> [EXERCISE AIM]: Using the listing below, please gather every line containing the word "MEDICAL".

> [DATA FOR PROCESSING]:
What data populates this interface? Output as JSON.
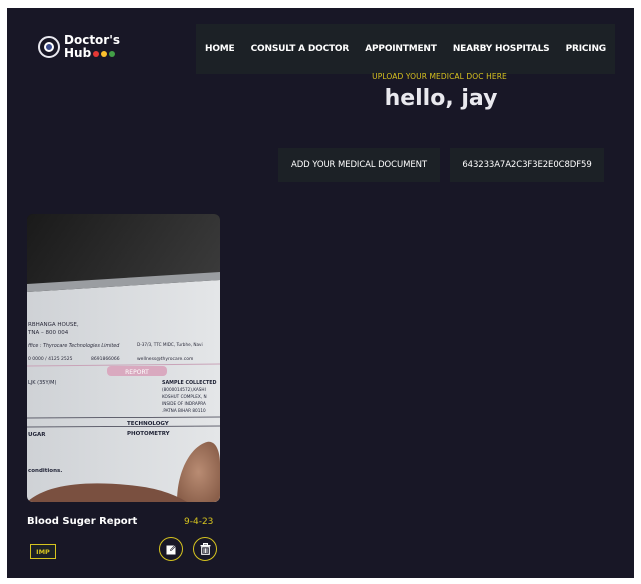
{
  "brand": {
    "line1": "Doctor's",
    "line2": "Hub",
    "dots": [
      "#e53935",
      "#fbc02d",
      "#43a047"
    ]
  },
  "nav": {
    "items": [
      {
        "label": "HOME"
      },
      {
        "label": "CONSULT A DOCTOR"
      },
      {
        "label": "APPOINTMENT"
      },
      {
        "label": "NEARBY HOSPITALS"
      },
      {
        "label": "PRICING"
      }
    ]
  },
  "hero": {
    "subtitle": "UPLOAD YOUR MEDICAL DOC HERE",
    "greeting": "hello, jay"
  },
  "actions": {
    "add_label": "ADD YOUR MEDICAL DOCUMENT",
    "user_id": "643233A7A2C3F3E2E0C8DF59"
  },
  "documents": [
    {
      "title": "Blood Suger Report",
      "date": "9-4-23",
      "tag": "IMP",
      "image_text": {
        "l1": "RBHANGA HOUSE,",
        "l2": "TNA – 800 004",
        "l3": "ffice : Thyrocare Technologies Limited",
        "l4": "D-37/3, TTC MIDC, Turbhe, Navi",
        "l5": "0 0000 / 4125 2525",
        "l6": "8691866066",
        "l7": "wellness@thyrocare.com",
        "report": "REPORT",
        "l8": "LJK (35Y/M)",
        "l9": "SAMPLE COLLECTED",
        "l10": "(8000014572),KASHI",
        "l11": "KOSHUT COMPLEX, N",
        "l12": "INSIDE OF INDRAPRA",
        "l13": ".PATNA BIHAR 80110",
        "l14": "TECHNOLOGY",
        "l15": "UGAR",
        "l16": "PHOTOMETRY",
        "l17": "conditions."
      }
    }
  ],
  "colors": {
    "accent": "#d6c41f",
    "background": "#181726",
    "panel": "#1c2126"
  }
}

> [EXERCISE RESPONSE]:
    "subtitle": "UPLOAD YOUR MEDICAL DOC HERE",
    "add_label": "ADD YOUR MEDICAL DOCUMENT",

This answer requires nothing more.